## Record set
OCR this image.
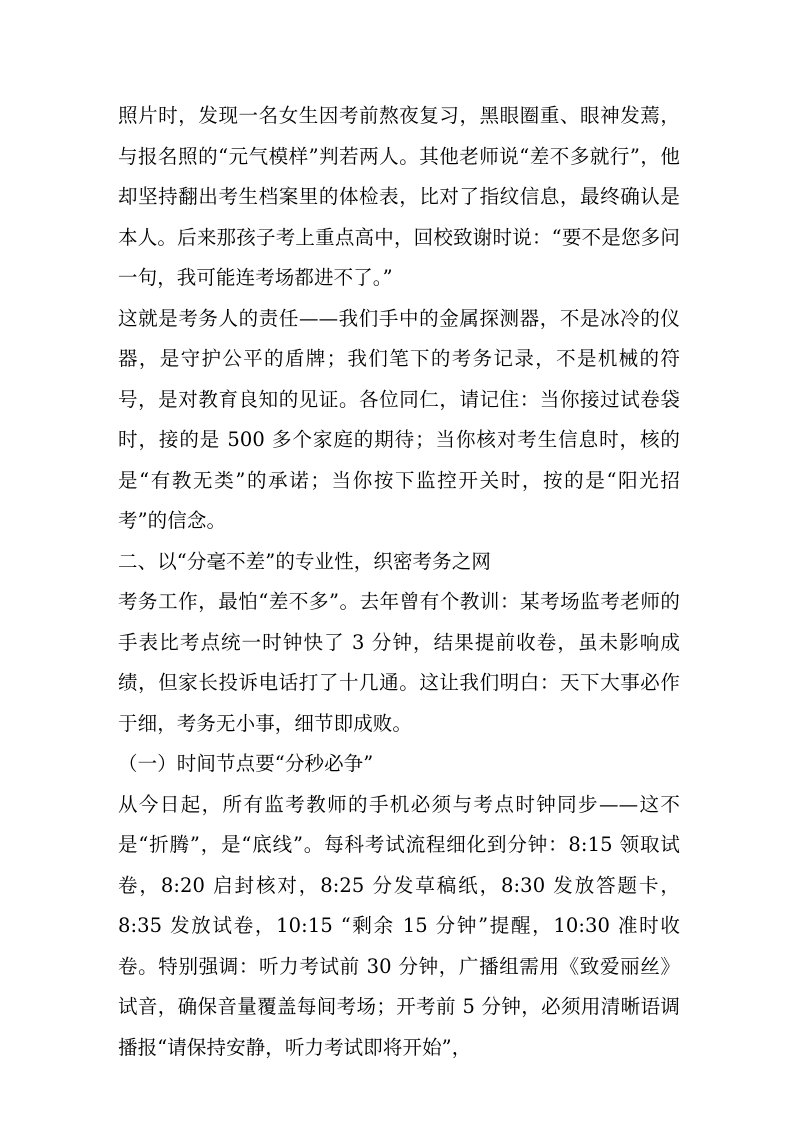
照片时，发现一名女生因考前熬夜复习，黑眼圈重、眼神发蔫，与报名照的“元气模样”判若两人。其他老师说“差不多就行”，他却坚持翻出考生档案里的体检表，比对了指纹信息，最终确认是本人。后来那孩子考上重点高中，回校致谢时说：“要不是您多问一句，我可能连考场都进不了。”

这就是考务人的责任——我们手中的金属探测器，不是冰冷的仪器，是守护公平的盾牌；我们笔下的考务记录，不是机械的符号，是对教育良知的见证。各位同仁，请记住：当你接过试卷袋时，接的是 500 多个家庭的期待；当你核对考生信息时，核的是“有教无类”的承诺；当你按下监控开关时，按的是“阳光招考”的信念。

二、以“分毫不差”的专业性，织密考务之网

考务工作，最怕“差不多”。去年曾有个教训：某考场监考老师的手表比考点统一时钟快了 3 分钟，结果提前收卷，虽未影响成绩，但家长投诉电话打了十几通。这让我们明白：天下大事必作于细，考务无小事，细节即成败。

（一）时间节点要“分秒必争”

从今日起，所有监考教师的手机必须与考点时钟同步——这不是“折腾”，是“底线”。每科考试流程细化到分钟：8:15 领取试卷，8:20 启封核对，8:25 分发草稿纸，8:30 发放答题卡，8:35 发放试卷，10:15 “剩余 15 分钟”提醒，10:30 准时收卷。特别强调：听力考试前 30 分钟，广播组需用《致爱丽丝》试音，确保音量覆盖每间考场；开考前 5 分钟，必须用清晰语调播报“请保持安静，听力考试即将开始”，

--

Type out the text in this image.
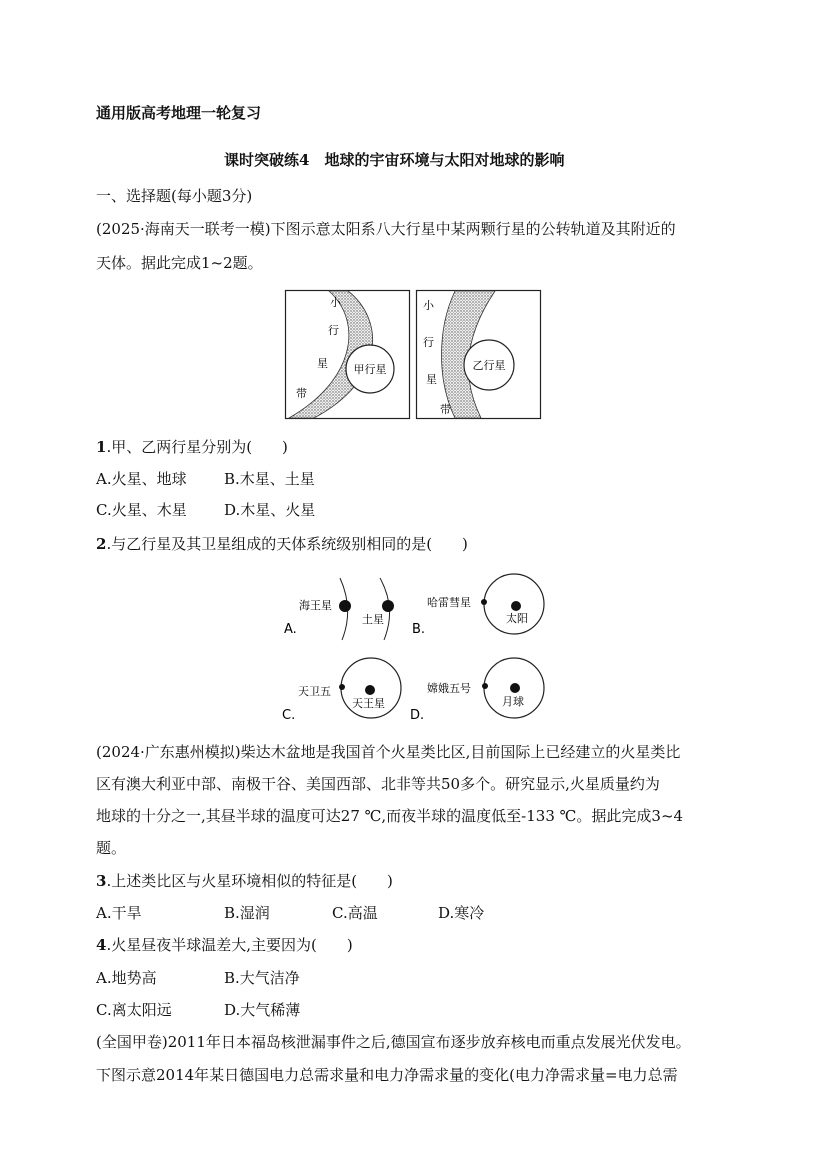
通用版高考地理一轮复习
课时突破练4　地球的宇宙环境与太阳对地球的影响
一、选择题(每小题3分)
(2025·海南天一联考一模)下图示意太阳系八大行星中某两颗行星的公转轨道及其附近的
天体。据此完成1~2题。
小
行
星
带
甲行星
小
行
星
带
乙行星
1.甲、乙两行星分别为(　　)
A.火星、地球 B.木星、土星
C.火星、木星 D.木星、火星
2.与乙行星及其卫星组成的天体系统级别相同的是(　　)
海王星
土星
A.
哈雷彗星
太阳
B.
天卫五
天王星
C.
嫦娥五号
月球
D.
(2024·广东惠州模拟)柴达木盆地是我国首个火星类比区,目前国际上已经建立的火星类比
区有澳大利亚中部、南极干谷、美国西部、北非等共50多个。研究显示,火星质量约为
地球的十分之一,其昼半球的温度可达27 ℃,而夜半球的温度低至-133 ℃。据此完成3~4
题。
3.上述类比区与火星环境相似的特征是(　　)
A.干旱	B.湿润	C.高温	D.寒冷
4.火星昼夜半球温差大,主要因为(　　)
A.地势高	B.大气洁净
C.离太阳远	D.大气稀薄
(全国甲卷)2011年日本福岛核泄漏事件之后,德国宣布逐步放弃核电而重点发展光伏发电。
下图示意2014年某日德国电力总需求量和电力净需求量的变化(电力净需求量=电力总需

## Exercise prompt
Gather each line from the listing above that holds "this".

## Task solution
OCR this image.
Type out the text in this image.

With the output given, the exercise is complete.